EXERCISE TASK ▸ The exercise asks for every line of the data to be reproduced exactly.

>> START INFORMATION SHOWN

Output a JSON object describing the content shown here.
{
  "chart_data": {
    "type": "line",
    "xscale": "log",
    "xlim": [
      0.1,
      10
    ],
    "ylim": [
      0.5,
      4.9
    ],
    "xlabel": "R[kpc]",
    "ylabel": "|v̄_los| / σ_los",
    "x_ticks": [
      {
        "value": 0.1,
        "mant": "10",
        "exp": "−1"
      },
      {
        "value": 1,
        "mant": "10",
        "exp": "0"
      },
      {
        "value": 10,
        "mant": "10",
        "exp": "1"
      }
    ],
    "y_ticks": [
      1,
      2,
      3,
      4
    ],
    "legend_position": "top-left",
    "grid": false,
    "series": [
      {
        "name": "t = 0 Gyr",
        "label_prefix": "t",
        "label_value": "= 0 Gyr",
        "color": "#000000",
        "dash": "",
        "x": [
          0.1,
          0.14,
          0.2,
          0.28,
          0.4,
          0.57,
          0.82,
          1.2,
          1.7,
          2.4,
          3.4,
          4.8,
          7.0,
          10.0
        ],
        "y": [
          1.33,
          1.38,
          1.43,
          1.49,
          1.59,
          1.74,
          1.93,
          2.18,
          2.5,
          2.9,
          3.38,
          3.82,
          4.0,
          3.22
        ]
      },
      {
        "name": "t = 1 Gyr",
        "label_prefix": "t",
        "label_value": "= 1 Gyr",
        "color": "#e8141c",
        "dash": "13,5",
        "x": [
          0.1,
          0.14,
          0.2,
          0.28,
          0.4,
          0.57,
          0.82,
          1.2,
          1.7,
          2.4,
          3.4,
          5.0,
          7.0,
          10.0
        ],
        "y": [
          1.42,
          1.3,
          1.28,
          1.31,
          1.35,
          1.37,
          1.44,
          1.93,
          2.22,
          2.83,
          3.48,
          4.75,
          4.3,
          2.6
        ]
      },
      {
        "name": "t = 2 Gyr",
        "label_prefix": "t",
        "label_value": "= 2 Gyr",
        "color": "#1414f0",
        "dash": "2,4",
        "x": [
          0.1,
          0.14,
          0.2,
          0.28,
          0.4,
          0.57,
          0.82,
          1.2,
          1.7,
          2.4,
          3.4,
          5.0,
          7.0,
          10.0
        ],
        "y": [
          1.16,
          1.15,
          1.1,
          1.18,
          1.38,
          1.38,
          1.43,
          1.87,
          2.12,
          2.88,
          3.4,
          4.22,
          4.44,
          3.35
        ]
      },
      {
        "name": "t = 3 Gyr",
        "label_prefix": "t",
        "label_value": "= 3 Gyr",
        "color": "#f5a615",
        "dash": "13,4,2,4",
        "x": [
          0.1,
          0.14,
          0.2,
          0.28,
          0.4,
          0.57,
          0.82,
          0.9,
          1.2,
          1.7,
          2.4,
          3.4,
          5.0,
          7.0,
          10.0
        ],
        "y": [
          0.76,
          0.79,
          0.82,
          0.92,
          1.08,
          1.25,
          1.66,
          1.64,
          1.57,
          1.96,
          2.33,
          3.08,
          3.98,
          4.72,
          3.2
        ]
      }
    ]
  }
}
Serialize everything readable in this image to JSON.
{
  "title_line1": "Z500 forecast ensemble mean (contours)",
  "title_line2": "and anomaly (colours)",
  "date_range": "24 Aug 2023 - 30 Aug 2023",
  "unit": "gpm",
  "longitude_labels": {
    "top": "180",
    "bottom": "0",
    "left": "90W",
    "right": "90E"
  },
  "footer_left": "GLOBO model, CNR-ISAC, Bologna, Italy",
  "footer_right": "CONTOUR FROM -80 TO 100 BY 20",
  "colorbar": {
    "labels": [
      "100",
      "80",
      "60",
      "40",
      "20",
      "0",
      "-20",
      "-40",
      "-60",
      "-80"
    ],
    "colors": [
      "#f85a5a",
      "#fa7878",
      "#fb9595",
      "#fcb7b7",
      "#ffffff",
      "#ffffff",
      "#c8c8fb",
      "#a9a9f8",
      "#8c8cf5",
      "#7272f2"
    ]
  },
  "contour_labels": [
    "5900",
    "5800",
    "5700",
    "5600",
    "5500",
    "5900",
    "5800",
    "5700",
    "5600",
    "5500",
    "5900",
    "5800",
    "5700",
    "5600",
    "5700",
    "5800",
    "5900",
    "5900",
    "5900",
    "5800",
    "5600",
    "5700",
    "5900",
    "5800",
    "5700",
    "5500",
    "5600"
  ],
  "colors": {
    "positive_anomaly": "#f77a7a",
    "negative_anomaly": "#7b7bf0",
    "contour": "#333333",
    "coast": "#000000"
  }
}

>> END INFORMATION SHOWN

OUTPUT FOR THIS TASK ▸
Output a JSON object describing the content shown here.
{
  "chart_data": {
    "type": "line",
    "xscale": "log",
    "xlim": [
      0.1,
      10
    ],
    "ylim": [
      0.5,
      4.9
    ],
    "xlabel": "R[kpc]",
    "ylabel": "|v̄_los| / σ_los",
    "x_ticks": [
      {
        "value": 0.1,
        "mant": "10",
        "exp": "−1"
      },
      {
        "value": 1,
        "mant": "10",
        "exp": "0"
      },
      {
        "value": 10,
        "mant": "10",
        "exp": "1"
      }
    ],
    "y_ticks": [
      1,
      2,
      3,
      4
    ],
    "legend_position": "top-left",
    "grid": false,
    "series": [
      {
        "name": "t = 0 Gyr",
        "label_prefix": "t",
        "label_value": "= 0 Gyr",
        "color": "#000000",
        "dash": "",
        "x": [
          0.1,
          0.14,
          0.2,
          0.28,
          0.4,
          0.57,
          0.82,
          1.2,
          1.7,
          2.4,
          3.4,
          4.8,
          7.0,
          10.0
        ],
        "y": [
          1.33,
          1.38,
          1.43,
          1.49,
          1.59,
          1.74,
          1.93,
          2.18,
          2.5,
          2.9,
          3.38,
          3.82,
          4.0,
          3.22
        ]
      },
      {
        "name": "t = 1 Gyr",
        "label_prefix": "t",
        "label_value": "= 1 Gyr",
        "color": "#e8141c",
        "dash": "13,5",
        "x": [
          0.1,
          0.14,
          0.2,
          0.28,
          0.4,
          0.57,
          0.82,
          1.2,
          1.7,
          2.4,
          3.4,
          5.0,
          7.0,
          10.0
        ],
        "y": [
          1.42,
          1.3,
          1.28,
          1.31,
          1.35,
          1.37,
          1.44,
          1.93,
          2.22,
          2.83,
          3.48,
          4.75,
          4.3,
          2.6
        ]
      },
      {
        "name": "t = 2 Gyr",
        "label_prefix": "t",
        "label_value": "= 2 Gyr",
        "color": "#1414f0",
        "dash": "2,4",
        "x": [
          0.1,
          0.14,
          0.2,
          0.28,
          0.4,
          0.57,
          0.82,
          1.2,
          1.7,
          2.4,
          3.4,
          5.0,
          7.0,
          10.0
        ],
        "y": [
          1.16,
          1.15,
          1.1,
          1.18,
          1.38,
          1.38,
          1.43,
          1.87,
          2.12,
          2.88,
          3.4,
          4.22,
          4.44,
          3.35
        ]
      },
      {
        "name": "t = 3 Gyr",
        "label_prefix": "t",
        "label_value": "= 3 Gyr",
        "color": "#f5a615",
        "dash": "13,4,2,4",
        "x": [
          0.1,
          0.14,
          0.2,
          0.28,
          0.4,
          0.57,
          0.82,
          0.9,
          1.2,
          1.7,
          2.4,
          3.4,
          5.0,
          7.0,
          10.0
        ],
        "y": [
          0.76,
          0.79,
          0.82,
          0.92,
          1.08,
          1.25,
          1.66,
          1.64,
          1.57,
          1.96,
          2.33,
          3.08,
          3.98,
          4.72,
          3.2
        ]
      }
    ]
  }
}
Serialize everything readable in this image to JSON.
{
  "title_line1": "Z500 forecast ensemble mean (contours)",
  "title_line2": "and anomaly (colours)",
  "date_range": "24 Aug 2023 - 30 Aug 2023",
  "unit": "gpm",
  "longitude_labels": {
    "top": "180",
    "bottom": "0",
    "left": "90W",
    "right": "90E"
  },
  "footer_left": "GLOBO model, CNR-ISAC, Bologna, Italy",
  "footer_right": "CONTOUR FROM -80 TO 100 BY 20",
  "colorbar": {
    "labels": [
      "100",
      "80",
      "60",
      "40",
      "20",
      "0",
      "-20",
      "-40",
      "-60",
      "-80"
    ],
    "colors": [
      "#f85a5a",
      "#fa7878",
      "#fb9595",
      "#fcb7b7",
      "#ffffff",
      "#ffffff",
      "#c8c8fb",
      "#a9a9f8",
      "#8c8cf5",
      "#7272f2"
    ]
  },
  "contour_labels": [
    "5900",
    "5800",
    "5700",
    "5600",
    "5500",
    "5900",
    "5800",
    "5700",
    "5600",
    "5500",
    "5900",
    "5800",
    "5700",
    "5600",
    "5700",
    "5800",
    "5900",
    "5900",
    "5900",
    "5800",
    "5600",
    "5700",
    "5900",
    "5800",
    "5700",
    "5500",
    "5600"
  ],
  "colors": {
    "positive_anomaly": "#f77a7a",
    "negative_anomaly": "#7b7bf0",
    "contour": "#333333",
    "coast": "#000000"
  }
}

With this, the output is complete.